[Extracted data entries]
# # #

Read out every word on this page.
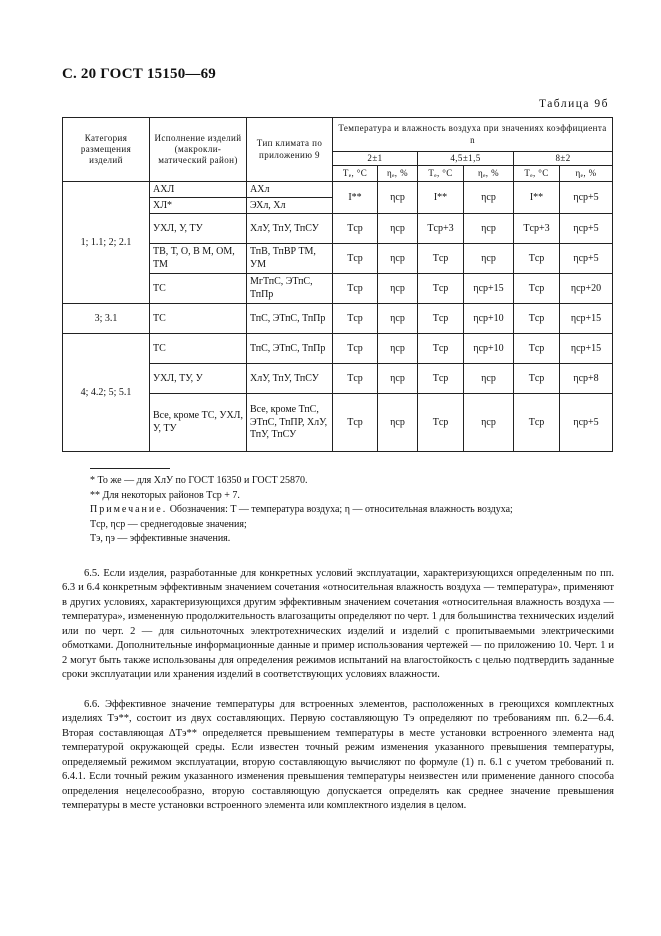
С. 20 ГОСТ 15150—69
Таблица 9б
Категория размещения изделий	Исполнение изделий (макрокли-матический район)	Тип климата по приложению 9	Температура и влажность воздуха при значениях коэффициента n					
			2±1		4,5±1,5		8±2	
			Tₑ, °C	ηₑ, %	Tₑ, °C	ηₑ, %	Tₑ, °C	ηₑ, %
1; 1.1; 2; 2.1	АХЛ	АХл	I**	ηср	I**	ηср	I**	ηср+5
	ХЛ*	ЭХл, Хл						
	УХЛ, У, ТУ	ХлУ, ТпУ, ТпСУ	Tср	ηср	Tср+3	ηср	Tср+3	ηср+5
	ТВ, Т, О, В М, ОМ, ТМ	ТпВ, ТпВР ТМ, УМ	Tср	ηср	Tср	ηср	Tср	ηср+5
	ТС	МгТпС, ЭТпС, ТпПр	Tср	ηср	Tср	ηср+15	Tср	ηср+20
3; 3.1	ТС	ТпС, ЭТпС, ТпПр	Tср	ηср	Tср	ηср+10	Tср	ηср+15
4; 4.2; 5; 5.1	ТС	ТпС, ЭТпС, ТпПр	Tср	ηср	Tср	ηср+10	Tср	ηср+15
	УХЛ, ТУ, У	ХлУ, ТпУ, ТпСУ	Tср	ηср	Tср	ηср	Tср	ηср+8
	Все, кроме ТС, УХЛ, У, ТУ	Все, кроме ТпС, ЭТпС, ТпПР, ХлУ, ТпУ, ТпСУ	Tср	ηср	Tср	ηср	Tср	ηср+5
* То же — для ХлУ по ГОСТ 16350 и ГОСТ 25870.
** Для некоторых районов Tср + 7.
Примечание. Обозначения: T — температура воздуха; η — относительная влажность воздуха;
Tср, ηср — среднегодовые значения;
Tэ, ηэ — эффективные значения.
6.5. Если изделия, разработанные для конкретных условий эксплуатации, характеризующихся определенным по пп. 6.3 и 6.4 конкретным эффективным значением сочетания «относительная влажность воздуха — температура», применяют в других условиях, характеризующихся другим эффективным значением сочетания «относительная влажность воздуха — температура», измененную продолжительность влагозащиты определяют по черт. 1 для большинства технических изделий или по черт. 2 — для сильноточных электротехнических изделий и изделий с пропитываемыми электрическими обмотками. Дополнительные информационные данные и пример использования чертежей — по приложению 10. Черт. 1 и 2 могут быть также использованы для определения режимов испытаний на влагостойкость с целью подтвердить заданные сроки эксплуатации или хранения изделий в соответствующих условиях влажности.
6.6. Эффективное значение температуры для встроенных элементов, расположенных в греющихся комплектных изделиях Tэ**, состоит из двух составляющих. Первую составляющую Tэ определяют по требованиям пп. 6.2—6.4. Вторая составляющая ΔTэ** определяется превышением температуры в месте установки встроенного элемента над температурой окружающей среды. Если известен точный режим изменения указанного превышения температуры, определяемый режимом эксплуатации, вторую составляющую вычисляют по формуле (1) п. 6.1 с учетом требований п. 6.4.1. Если точный режим указанного изменения превышения температуры неизвестен или применение данного способа определения нецелесообразно, вторую составляющую допускается определять как среднее значение превышения температуры в месте установки встроенного элемента или комплектного изделия в целом.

# # #

Copy every line above that holds the word "ЭТпС".

	ТС	МгТпС, ЭТпС, ТпПр	Tср	ηср	Tср	ηср+15	Tср	ηср+20
3; 3.1	ТС	ТпС, ЭТпС, ТпПр	Tср	ηср	Tср	ηср+10	Tср	ηср+15
4; 4.2; 5; 5.1	ТС	ТпС, ЭТпС, ТпПр	Tср	ηср	Tср	ηср+10	Tср	ηср+15
	Все, кроме ТС, УХЛ, У, ТУ	Все, кроме ТпС, ЭТпС, ТпПР, ХлУ, ТпУ, ТпСУ	Tср	ηср	Tср	ηср	Tср	ηср+5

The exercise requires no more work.